## GOAL
Transcribe each line exactly.

## Records from a collection
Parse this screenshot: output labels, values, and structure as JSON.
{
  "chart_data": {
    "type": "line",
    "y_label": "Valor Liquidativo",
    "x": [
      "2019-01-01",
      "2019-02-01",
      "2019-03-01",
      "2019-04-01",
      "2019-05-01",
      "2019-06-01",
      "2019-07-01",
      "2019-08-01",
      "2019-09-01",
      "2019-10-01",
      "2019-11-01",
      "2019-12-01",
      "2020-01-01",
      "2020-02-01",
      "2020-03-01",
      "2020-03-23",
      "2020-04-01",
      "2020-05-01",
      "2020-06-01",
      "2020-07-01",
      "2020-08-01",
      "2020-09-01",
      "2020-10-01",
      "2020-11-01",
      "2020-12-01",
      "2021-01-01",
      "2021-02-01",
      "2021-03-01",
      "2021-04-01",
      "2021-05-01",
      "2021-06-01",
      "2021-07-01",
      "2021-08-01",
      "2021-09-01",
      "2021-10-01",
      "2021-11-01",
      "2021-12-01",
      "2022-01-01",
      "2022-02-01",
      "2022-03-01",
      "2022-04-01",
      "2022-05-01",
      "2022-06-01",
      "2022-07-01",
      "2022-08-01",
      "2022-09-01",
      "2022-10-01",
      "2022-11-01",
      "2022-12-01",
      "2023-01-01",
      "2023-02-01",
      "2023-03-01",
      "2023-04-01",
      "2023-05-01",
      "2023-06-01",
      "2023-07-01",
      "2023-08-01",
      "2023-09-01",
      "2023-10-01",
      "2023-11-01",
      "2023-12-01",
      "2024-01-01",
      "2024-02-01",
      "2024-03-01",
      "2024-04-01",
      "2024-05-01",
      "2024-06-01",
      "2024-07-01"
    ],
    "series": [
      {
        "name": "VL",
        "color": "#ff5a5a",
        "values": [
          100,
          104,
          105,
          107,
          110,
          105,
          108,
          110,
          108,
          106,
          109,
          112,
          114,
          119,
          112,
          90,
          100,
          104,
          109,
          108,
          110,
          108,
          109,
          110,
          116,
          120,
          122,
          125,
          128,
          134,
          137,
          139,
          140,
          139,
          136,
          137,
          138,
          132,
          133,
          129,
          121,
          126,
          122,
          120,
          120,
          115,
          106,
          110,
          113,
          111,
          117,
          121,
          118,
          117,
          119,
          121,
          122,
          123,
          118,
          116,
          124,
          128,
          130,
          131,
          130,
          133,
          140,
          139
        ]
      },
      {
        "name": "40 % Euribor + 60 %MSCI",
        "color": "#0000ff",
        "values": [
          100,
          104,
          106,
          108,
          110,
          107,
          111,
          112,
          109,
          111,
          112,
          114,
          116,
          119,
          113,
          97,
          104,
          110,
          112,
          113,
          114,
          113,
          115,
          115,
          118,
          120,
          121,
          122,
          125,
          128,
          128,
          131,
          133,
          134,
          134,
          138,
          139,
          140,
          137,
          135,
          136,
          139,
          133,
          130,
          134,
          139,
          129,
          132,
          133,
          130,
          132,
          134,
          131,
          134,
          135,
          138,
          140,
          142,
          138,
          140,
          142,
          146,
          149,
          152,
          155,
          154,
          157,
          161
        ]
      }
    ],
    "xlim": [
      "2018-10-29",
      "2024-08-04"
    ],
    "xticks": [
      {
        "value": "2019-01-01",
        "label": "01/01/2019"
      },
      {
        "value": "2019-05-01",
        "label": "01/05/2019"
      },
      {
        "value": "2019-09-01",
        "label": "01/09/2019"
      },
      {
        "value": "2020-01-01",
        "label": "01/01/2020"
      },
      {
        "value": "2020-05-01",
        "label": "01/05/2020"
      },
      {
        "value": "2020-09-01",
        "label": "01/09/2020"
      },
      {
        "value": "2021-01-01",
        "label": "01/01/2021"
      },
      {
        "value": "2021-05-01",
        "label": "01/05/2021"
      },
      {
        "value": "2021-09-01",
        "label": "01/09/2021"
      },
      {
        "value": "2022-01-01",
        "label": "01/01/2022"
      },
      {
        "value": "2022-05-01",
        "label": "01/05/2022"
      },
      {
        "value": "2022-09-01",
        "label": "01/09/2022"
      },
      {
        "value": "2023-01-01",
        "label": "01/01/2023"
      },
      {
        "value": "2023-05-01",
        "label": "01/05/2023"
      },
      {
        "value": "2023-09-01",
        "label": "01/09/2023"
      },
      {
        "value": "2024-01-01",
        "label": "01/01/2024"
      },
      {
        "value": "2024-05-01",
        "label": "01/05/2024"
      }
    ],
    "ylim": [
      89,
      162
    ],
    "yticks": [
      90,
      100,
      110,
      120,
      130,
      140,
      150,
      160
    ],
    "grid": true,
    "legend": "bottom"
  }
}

## ANSWER TO THIS TASK
Parse this screenshot: output labels, values, and structure as JSON.
{
  "chart_data": {
    "type": "line",
    "y_label": "Valor Liquidativo",
    "x": [
      "2019-01-01",
      "2019-02-01",
      "2019-03-01",
      "2019-04-01",
      "2019-05-01",
      "2019-06-01",
      "2019-07-01",
      "2019-08-01",
      "2019-09-01",
      "2019-10-01",
      "2019-11-01",
      "2019-12-01",
      "2020-01-01",
      "2020-02-01",
      "2020-03-01",
      "2020-03-23",
      "2020-04-01",
      "2020-05-01",
      "2020-06-01",
      "2020-07-01",
      "2020-08-01",
      "2020-09-01",
      "2020-10-01",
      "2020-11-01",
      "2020-12-01",
      "2021-01-01",
      "2021-02-01",
      "2021-03-01",
      "2021-04-01",
      "2021-05-01",
      "2021-06-01",
      "2021-07-01",
      "2021-08-01",
      "2021-09-01",
      "2021-10-01",
      "2021-11-01",
      "2021-12-01",
      "2022-01-01",
      "2022-02-01",
      "2022-03-01",
      "2022-04-01",
      "2022-05-01",
      "2022-06-01",
      "2022-07-01",
      "2022-08-01",
      "2022-09-01",
      "2022-10-01",
      "2022-11-01",
      "2022-12-01",
      "2023-01-01",
      "2023-02-01",
      "2023-03-01",
      "2023-04-01",
      "2023-05-01",
      "2023-06-01",
      "2023-07-01",
      "2023-08-01",
      "2023-09-01",
      "2023-10-01",
      "2023-11-01",
      "2023-12-01",
      "2024-01-01",
      "2024-02-01",
      "2024-03-01",
      "2024-04-01",
      "2024-05-01",
      "2024-06-01",
      "2024-07-01"
    ],
    "series": [
      {
        "name": "VL",
        "color": "#ff5a5a",
        "values": [
          100,
          104,
          105,
          107,
          110,
          105,
          108,
          110,
          108,
          106,
          109,
          112,
          114,
          119,
          112,
          90,
          100,
          104,
          109,
          108,
          110,
          108,
          109,
          110,
          116,
          120,
          122,
          125,
          128,
          134,
          137,
          139,
          140,
          139,
          136,
          137,
          138,
          132,
          133,
          129,
          121,
          126,
          122,
          120,
          120,
          115,
          106,
          110,
          113,
          111,
          117,
          121,
          118,
          117,
          119,
          121,
          122,
          123,
          118,
          116,
          124,
          128,
          130,
          131,
          130,
          133,
          140,
          139
        ]
      },
      {
        "name": "40 % Euribor + 60 %MSCI",
        "color": "#0000ff",
        "values": [
          100,
          104,
          106,
          108,
          110,
          107,
          111,
          112,
          109,
          111,
          112,
          114,
          116,
          119,
          113,
          97,
          104,
          110,
          112,
          113,
          114,
          113,
          115,
          115,
          118,
          120,
          121,
          122,
          125,
          128,
          128,
          131,
          133,
          134,
          134,
          138,
          139,
          140,
          137,
          135,
          136,
          139,
          133,
          130,
          134,
          139,
          129,
          132,
          133,
          130,
          132,
          134,
          131,
          134,
          135,
          138,
          140,
          142,
          138,
          140,
          142,
          146,
          149,
          152,
          155,
          154,
          157,
          161
        ]
      }
    ],
    "xlim": [
      "2018-10-29",
      "2024-08-04"
    ],
    "xticks": [
      {
        "value": "2019-01-01",
        "label": "01/01/2019"
      },
      {
        "value": "2019-05-01",
        "label": "01/05/2019"
      },
      {
        "value": "2019-09-01",
        "label": "01/09/2019"
      },
      {
        "value": "2020-01-01",
        "label": "01/01/2020"
      },
      {
        "value": "2020-05-01",
        "label": "01/05/2020"
      },
      {
        "value": "2020-09-01",
        "label": "01/09/2020"
      },
      {
        "value": "2021-01-01",
        "label": "01/01/2021"
      },
      {
        "value": "2021-05-01",
        "label": "01/05/2021"
      },
      {
        "value": "2021-09-01",
        "label": "01/09/2021"
      },
      {
        "value": "2022-01-01",
        "label": "01/01/2022"
      },
      {
        "value": "2022-05-01",
        "label": "01/05/2022"
      },
      {
        "value": "2022-09-01",
        "label": "01/09/2022"
      },
      {
        "value": "2023-01-01",
        "label": "01/01/2023"
      },
      {
        "value": "2023-05-01",
        "label": "01/05/2023"
      },
      {
        "value": "2023-09-01",
        "label": "01/09/2023"
      },
      {
        "value": "2024-01-01",
        "label": "01/01/2024"
      },
      {
        "value": "2024-05-01",
        "label": "01/05/2024"
      }
    ],
    "ylim": [
      89,
      162
    ],
    "yticks": [
      90,
      100,
      110,
      120,
      130,
      140,
      150,
      160
    ],
    "grid": true,
    "legend": "bottom"
  }
}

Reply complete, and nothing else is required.